Only the lines from the line holding "Extract all readable text from this page." through the final line of the entries below are to be returned, exactly as they stand.

________________________________________

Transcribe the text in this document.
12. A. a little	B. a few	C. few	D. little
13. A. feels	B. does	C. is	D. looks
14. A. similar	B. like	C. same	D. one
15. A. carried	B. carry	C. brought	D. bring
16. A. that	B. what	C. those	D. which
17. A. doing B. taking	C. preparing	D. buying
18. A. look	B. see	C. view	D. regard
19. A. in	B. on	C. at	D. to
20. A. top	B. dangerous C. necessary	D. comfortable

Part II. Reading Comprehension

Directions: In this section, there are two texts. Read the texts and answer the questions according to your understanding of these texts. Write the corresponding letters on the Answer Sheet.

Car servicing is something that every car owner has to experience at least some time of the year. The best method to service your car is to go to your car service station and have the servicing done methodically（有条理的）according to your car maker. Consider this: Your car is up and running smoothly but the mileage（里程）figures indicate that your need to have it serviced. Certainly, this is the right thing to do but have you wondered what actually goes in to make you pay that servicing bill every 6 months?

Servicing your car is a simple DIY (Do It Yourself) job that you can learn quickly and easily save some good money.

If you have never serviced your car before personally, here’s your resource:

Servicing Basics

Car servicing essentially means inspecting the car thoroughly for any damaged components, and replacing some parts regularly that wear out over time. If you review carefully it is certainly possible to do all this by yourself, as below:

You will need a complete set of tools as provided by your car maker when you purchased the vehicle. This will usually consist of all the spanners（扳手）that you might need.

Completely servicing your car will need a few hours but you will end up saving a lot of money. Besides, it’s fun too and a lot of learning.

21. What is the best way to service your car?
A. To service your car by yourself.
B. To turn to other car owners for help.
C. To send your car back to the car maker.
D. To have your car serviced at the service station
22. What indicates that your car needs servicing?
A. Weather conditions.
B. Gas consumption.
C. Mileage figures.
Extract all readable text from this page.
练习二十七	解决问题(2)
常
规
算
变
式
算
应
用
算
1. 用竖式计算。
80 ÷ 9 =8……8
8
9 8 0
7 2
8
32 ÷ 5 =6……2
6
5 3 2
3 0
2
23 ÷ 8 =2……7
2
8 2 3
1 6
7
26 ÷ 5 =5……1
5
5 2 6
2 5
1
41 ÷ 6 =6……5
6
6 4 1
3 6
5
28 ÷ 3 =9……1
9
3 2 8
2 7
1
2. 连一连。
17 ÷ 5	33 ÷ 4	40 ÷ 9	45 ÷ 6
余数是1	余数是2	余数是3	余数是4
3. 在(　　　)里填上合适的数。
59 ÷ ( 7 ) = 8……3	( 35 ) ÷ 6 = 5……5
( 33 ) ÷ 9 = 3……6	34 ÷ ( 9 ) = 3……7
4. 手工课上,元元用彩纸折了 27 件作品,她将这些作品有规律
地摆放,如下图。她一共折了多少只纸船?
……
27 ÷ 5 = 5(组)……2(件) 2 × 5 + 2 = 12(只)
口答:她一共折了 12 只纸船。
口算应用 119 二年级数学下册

________________________________________

EXERCISE OUTPUT:
Extract all readable text from this page.
练习二十七	解决问题(2)
常
规
算
变
式
算
应
用
算
1. 用竖式计算。
80 ÷ 9 =8……8
8
9 8 0
7 2
8
32 ÷ 5 =6……2
6
5 3 2
3 0
2
23 ÷ 8 =2……7
2
8 2 3
1 6
7
26 ÷ 5 =5……1
5
5 2 6
2 5
1
41 ÷ 6 =6……5
6
6 4 1
3 6
5
28 ÷ 3 =9……1
9
3 2 8
2 7
1
2. 连一连。
17 ÷ 5	33 ÷ 4	40 ÷ 9	45 ÷ 6
余数是1	余数是2	余数是3	余数是4
3. 在(　　　)里填上合适的数。
59 ÷ ( 7 ) = 8……3	( 35 ) ÷ 6 = 5……5
( 33 ) ÷ 9 = 3……6	34 ÷ ( 9 ) = 3……7
4. 手工课上,元元用彩纸折了 27 件作品,她将这些作品有规律
地摆放,如下图。她一共折了多少只纸船?
……
27 ÷ 5 = 5(组)……2(件) 2 × 5 + 2 = 12(只)
口答:她一共折了 12 只纸船。
口算应用 119 二年级数学下册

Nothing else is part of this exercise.